Restate the entries below word for word, omitting nothing.

__Records for the task__
::::
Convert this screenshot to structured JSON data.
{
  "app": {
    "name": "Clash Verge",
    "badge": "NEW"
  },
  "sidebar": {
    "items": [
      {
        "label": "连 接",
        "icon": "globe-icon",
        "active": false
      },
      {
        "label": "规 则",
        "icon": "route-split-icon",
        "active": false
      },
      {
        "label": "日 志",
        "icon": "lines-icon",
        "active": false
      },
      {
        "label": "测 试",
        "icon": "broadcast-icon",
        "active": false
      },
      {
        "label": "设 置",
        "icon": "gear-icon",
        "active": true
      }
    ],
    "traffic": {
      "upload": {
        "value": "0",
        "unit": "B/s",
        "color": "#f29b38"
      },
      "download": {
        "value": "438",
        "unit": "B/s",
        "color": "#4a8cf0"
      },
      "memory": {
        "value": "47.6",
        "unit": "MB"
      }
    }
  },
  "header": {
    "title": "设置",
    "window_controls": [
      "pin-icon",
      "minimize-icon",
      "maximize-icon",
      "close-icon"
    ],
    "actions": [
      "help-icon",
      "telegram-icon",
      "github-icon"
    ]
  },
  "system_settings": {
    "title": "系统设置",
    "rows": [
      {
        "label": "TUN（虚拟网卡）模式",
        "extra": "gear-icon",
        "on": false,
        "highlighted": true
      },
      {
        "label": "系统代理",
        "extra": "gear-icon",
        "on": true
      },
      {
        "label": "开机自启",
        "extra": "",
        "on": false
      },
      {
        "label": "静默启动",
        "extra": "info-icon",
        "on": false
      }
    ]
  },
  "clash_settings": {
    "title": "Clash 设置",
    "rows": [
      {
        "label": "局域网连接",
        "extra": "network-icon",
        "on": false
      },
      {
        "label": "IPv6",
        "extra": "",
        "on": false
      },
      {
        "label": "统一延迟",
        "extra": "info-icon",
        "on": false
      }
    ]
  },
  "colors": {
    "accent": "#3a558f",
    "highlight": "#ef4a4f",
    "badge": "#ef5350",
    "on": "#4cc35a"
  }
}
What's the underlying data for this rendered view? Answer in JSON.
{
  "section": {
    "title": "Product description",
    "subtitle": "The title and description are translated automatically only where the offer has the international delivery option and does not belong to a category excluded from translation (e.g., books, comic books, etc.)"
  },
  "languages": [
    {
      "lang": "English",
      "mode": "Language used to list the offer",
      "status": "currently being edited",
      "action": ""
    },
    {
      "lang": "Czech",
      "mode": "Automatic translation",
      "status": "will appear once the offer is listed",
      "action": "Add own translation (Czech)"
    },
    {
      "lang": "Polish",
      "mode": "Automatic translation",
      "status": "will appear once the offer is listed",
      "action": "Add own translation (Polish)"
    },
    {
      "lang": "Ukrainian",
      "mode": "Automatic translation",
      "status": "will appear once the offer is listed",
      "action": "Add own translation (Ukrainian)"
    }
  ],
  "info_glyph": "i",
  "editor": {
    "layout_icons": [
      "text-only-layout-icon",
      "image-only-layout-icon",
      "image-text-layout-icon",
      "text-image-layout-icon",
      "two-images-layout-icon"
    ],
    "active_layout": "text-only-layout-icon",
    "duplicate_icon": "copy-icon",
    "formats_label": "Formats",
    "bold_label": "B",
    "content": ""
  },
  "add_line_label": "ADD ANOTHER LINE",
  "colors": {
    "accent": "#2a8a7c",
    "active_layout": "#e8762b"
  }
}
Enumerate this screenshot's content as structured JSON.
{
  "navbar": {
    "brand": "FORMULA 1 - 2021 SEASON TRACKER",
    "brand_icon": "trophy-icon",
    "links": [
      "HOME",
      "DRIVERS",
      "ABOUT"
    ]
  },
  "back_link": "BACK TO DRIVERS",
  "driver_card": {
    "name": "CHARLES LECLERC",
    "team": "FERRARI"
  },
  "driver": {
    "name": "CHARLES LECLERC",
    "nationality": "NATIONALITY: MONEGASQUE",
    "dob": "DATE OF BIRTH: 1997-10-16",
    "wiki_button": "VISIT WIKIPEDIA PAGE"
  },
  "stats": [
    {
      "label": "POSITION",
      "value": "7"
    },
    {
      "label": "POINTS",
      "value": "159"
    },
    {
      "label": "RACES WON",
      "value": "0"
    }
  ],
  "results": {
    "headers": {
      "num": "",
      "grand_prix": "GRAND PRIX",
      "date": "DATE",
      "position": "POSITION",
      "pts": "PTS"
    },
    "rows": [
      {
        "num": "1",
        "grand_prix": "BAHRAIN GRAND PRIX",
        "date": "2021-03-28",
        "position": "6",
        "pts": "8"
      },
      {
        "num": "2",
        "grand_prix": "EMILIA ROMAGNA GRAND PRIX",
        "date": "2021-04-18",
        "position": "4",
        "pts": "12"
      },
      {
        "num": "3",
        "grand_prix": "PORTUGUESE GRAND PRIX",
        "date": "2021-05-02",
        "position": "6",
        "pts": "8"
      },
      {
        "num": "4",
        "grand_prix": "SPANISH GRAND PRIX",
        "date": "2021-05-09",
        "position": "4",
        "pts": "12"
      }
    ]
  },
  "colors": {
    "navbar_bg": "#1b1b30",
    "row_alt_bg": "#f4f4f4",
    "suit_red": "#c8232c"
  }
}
::::
__Complete response__
Convert this screenshot to structured JSON data.
{
  "app": {
    "name": "Clash Verge",
    "badge": "NEW"
  },
  "sidebar": {
    "items": [
      {
        "label": "连 接",
        "icon": "globe-icon",
        "active": false
      },
      {
        "label": "规 则",
        "icon": "route-split-icon",
        "active": false
      },
      {
        "label": "日 志",
        "icon": "lines-icon",
        "active": false
      },
      {
        "label": "测 试",
        "icon": "broadcast-icon",
        "active": false
      },
      {
        "label": "设 置",
        "icon": "gear-icon",
        "active": true
      }
    ],
    "traffic": {
      "upload": {
        "value": "0",
        "unit": "B/s",
        "color": "#f29b38"
      },
      "download": {
        "value": "438",
        "unit": "B/s",
        "color": "#4a8cf0"
      },
      "memory": {
        "value": "47.6",
        "unit": "MB"
      }
    }
  },
  "header": {
    "title": "设置",
    "window_controls": [
      "pin-icon",
      "minimize-icon",
      "maximize-icon",
      "close-icon"
    ],
    "actions": [
      "help-icon",
      "telegram-icon",
      "github-icon"
    ]
  },
  "system_settings": {
    "title": "系统设置",
    "rows": [
      {
        "label": "TUN（虚拟网卡）模式",
        "extra": "gear-icon",
        "on": false,
        "highlighted": true
      },
      {
        "label": "系统代理",
        "extra": "gear-icon",
        "on": true
      },
      {
        "label": "开机自启",
        "extra": "",
        "on": false
      },
      {
        "label": "静默启动",
        "extra": "info-icon",
        "on": false
      }
    ]
  },
  "clash_settings": {
    "title": "Clash 设置",
    "rows": [
      {
        "label": "局域网连接",
        "extra": "network-icon",
        "on": false
      },
      {
        "label": "IPv6",
        "extra": "",
        "on": false
      },
      {
        "label": "统一延迟",
        "extra": "info-icon",
        "on": false
      }
    ]
  },
  "colors": {
    "accent": "#3a558f",
    "highlight": "#ef4a4f",
    "badge": "#ef5350",
    "on": "#4cc35a"
  }
}
What's the underlying data for this rendered view? Answer in JSON.
{
  "section": {
    "title": "Product description",
    "subtitle": "The title and description are translated automatically only where the offer has the international delivery option and does not belong to a category excluded from translation (e.g., books, comic books, etc.)"
  },
  "languages": [
    {
      "lang": "English",
      "mode": "Language used to list the offer",
      "status": "currently being edited",
      "action": ""
    },
    {
      "lang": "Czech",
      "mode": "Automatic translation",
      "status": "will appear once the offer is listed",
      "action": "Add own translation (Czech)"
    },
    {
      "lang": "Polish",
      "mode": "Automatic translation",
      "status": "will appear once the offer is listed",
      "action": "Add own translation (Polish)"
    },
    {
      "lang": "Ukrainian",
      "mode": "Automatic translation",
      "status": "will appear once the offer is listed",
      "action": "Add own translation (Ukrainian)"
    }
  ],
  "info_glyph": "i",
  "editor": {
    "layout_icons": [
      "text-only-layout-icon",
      "image-only-layout-icon",
      "image-text-layout-icon",
      "text-image-layout-icon",
      "two-images-layout-icon"
    ],
    "active_layout": "text-only-layout-icon",
    "duplicate_icon": "copy-icon",
    "formats_label": "Formats",
    "bold_label": "B",
    "content": ""
  },
  "add_line_label": "ADD ANOTHER LINE",
  "colors": {
    "accent": "#2a8a7c",
    "active_layout": "#e8762b"
  }
}
Enumerate this screenshot's content as structured JSON.
{
  "navbar": {
    "brand": "FORMULA 1 - 2021 SEASON TRACKER",
    "brand_icon": "trophy-icon",
    "links": [
      "HOME",
      "DRIVERS",
      "ABOUT"
    ]
  },
  "back_link": "BACK TO DRIVERS",
  "driver_card": {
    "name": "CHARLES LECLERC",
    "team": "FERRARI"
  },
  "driver": {
    "name": "CHARLES LECLERC",
    "nationality": "NATIONALITY: MONEGASQUE",
    "dob": "DATE OF BIRTH: 1997-10-16",
    "wiki_button": "VISIT WIKIPEDIA PAGE"
  },
  "stats": [
    {
      "label": "POSITION",
      "value": "7"
    },
    {
      "label": "POINTS",
      "value": "159"
    },
    {
      "label": "RACES WON",
      "value": "0"
    }
  ],
  "results": {
    "headers": {
      "num": "",
      "grand_prix": "GRAND PRIX",
      "date": "DATE",
      "position": "POSITION",
      "pts": "PTS"
    },
    "rows": [
      {
        "num": "1",
        "grand_prix": "BAHRAIN GRAND PRIX",
        "date": "2021-03-28",
        "position": "6",
        "pts": "8"
      },
      {
        "num": "2",
        "grand_prix": "EMILIA ROMAGNA GRAND PRIX",
        "date": "2021-04-18",
        "position": "4",
        "pts": "12"
      },
      {
        "num": "3",
        "grand_prix": "PORTUGUESE GRAND PRIX",
        "date": "2021-05-02",
        "position": "6",
        "pts": "8"
      },
      {
        "num": "4",
        "grand_prix": "SPANISH GRAND PRIX",
        "date": "2021-05-09",
        "position": "4",
        "pts": "12"
      }
    ]
  },
  "colors": {
    "navbar_bg": "#1b1b30",
    "row_alt_bg": "#f4f4f4",
    "suit_red": "#c8232c"
  }
}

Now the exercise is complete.